[Written exercise]:
Write out the listing exactly as it is given.

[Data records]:
------------------------------

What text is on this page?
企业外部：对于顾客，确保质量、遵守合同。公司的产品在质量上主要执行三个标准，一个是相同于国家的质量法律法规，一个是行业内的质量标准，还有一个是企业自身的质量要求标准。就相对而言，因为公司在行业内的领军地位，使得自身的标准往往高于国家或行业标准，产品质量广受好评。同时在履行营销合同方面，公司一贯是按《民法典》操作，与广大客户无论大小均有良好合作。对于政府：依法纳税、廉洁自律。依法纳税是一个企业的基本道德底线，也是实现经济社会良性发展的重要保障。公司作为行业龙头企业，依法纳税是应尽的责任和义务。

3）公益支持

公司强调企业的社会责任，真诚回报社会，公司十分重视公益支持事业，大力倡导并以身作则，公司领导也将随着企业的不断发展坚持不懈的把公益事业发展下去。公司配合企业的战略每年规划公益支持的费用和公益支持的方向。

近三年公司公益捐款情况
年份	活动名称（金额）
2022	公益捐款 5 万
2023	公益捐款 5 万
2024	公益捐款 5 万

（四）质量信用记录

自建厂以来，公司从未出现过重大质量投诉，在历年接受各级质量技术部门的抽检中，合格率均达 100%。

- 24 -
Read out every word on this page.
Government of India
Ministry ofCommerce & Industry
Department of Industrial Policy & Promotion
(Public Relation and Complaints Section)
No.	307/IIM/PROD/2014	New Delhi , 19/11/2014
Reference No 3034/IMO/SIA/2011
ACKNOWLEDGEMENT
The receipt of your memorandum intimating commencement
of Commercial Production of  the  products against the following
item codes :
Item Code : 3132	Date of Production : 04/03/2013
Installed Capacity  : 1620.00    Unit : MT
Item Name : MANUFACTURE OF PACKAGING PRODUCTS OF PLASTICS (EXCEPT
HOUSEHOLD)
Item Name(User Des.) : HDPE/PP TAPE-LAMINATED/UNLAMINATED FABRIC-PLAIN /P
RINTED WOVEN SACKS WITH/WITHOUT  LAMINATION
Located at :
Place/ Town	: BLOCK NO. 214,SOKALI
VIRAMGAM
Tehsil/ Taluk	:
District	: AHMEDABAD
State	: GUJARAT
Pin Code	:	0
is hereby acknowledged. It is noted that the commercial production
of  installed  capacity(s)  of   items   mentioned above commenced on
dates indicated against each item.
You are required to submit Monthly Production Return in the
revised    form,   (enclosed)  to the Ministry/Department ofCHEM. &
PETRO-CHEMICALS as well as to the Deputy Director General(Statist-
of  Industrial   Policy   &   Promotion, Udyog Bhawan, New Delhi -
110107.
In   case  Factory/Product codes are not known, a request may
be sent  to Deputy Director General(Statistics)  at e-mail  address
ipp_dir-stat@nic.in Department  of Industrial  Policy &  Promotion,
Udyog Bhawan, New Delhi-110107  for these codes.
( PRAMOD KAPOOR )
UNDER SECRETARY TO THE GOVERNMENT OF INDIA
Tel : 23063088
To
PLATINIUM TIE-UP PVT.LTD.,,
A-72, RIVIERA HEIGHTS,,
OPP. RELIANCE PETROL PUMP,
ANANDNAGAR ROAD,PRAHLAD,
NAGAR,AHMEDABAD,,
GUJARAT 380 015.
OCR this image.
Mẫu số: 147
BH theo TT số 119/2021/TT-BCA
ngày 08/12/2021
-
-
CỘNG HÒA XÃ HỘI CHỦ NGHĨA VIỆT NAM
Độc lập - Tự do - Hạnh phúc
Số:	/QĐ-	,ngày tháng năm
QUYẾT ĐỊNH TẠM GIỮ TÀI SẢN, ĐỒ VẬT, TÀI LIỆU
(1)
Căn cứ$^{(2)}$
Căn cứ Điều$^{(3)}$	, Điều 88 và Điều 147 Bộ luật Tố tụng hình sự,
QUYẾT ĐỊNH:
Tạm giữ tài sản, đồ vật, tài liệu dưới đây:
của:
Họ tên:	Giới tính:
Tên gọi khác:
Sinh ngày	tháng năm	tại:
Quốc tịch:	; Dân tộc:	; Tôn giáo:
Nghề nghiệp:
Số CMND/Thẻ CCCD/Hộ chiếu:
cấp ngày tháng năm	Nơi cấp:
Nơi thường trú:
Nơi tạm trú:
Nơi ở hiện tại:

------------------------------

[Exercise answer]:
What text is on this page?
企业外部：对于顾客，确保质量、遵守合同。公司的产品在质量上主要执行三个标准，一个是相同于国家的质量法律法规，一个是行业内的质量标准，还有一个是企业自身的质量要求标准。就相对而言，因为公司在行业内的领军地位，使得自身的标准往往高于国家或行业标准，产品质量广受好评。同时在履行营销合同方面，公司一贯是按《民法典》操作，与广大客户无论大小均有良好合作。对于政府：依法纳税、廉洁自律。依法纳税是一个企业的基本道德底线，也是实现经济社会良性发展的重要保障。公司作为行业龙头企业，依法纳税是应尽的责任和义务。

3）公益支持

公司强调企业的社会责任，真诚回报社会，公司十分重视公益支持事业，大力倡导并以身作则，公司领导也将随着企业的不断发展坚持不懈的把公益事业发展下去。公司配合企业的战略每年规划公益支持的费用和公益支持的方向。

近三年公司公益捐款情况
年份	活动名称（金额）
2022	公益捐款 5 万
2023	公益捐款 5 万
2024	公益捐款 5 万

（四）质量信用记录

自建厂以来，公司从未出现过重大质量投诉，在历年接受各级质量技术部门的抽检中，合格率均达 100%。

- 24 -
Read out every word on this page.
Government of India
Ministry ofCommerce & Industry
Department of Industrial Policy & Promotion
(Public Relation and Complaints Section)
No.	307/IIM/PROD/2014	New Delhi , 19/11/2014
Reference No 3034/IMO/SIA/2011
ACKNOWLEDGEMENT
The receipt of your memorandum intimating commencement
of Commercial Production of  the  products against the following
item codes :
Item Code : 3132	Date of Production : 04/03/2013
Installed Capacity  : 1620.00    Unit : MT
Item Name : MANUFACTURE OF PACKAGING PRODUCTS OF PLASTICS (EXCEPT
HOUSEHOLD)
Item Name(User Des.) : HDPE/PP TAPE-LAMINATED/UNLAMINATED FABRIC-PLAIN /P
RINTED WOVEN SACKS WITH/WITHOUT  LAMINATION
Located at :
Place/ Town	: BLOCK NO. 214,SOKALI
VIRAMGAM
Tehsil/ Taluk	:
District	: AHMEDABAD
State	: GUJARAT
Pin Code	:	0
is hereby acknowledged. It is noted that the commercial production
of  installed  capacity(s)  of   items   mentioned above commenced on
dates indicated against each item.
You are required to submit Monthly Production Return in the
revised    form,   (enclosed)  to the Ministry/Department ofCHEM. &
PETRO-CHEMICALS as well as to the Deputy Director General(Statist-
of  Industrial   Policy   &   Promotion, Udyog Bhawan, New Delhi -
110107.
In   case  Factory/Product codes are not known, a request may
be sent  to Deputy Director General(Statistics)  at e-mail  address
ipp_dir-stat@nic.in Department  of Industrial  Policy &  Promotion,
Udyog Bhawan, New Delhi-110107  for these codes.
( PRAMOD KAPOOR )
UNDER SECRETARY TO THE GOVERNMENT OF INDIA
Tel : 23063088
To
PLATINIUM TIE-UP PVT.LTD.,,
A-72, RIVIERA HEIGHTS,,
OPP. RELIANCE PETROL PUMP,
ANANDNAGAR ROAD,PRAHLAD,
NAGAR,AHMEDABAD,,
GUJARAT 380 015.
OCR this image.
Mẫu số: 147
BH theo TT số 119/2021/TT-BCA
ngày 08/12/2021
-
-
CỘNG HÒA XÃ HỘI CHỦ NGHĨA VIỆT NAM
Độc lập - Tự do - Hạnh phúc
Số:	/QĐ-	,ngày tháng năm
QUYẾT ĐỊNH TẠM GIỮ TÀI SẢN, ĐỒ VẬT, TÀI LIỆU
(1)
Căn cứ$^{(2)}$
Căn cứ Điều$^{(3)}$	, Điều 88 và Điều 147 Bộ luật Tố tụng hình sự,
QUYẾT ĐỊNH:
Tạm giữ tài sản, đồ vật, tài liệu dưới đây:
của:
Họ tên:	Giới tính:
Tên gọi khác:
Sinh ngày	tháng năm	tại:
Quốc tịch:	; Dân tộc:	; Tôn giáo:
Nghề nghiệp:
Số CMND/Thẻ CCCD/Hộ chiếu:
cấp ngày tháng năm	Nơi cấp:
Nơi thường trú:
Nơi tạm trú:
Nơi ở hiện tại:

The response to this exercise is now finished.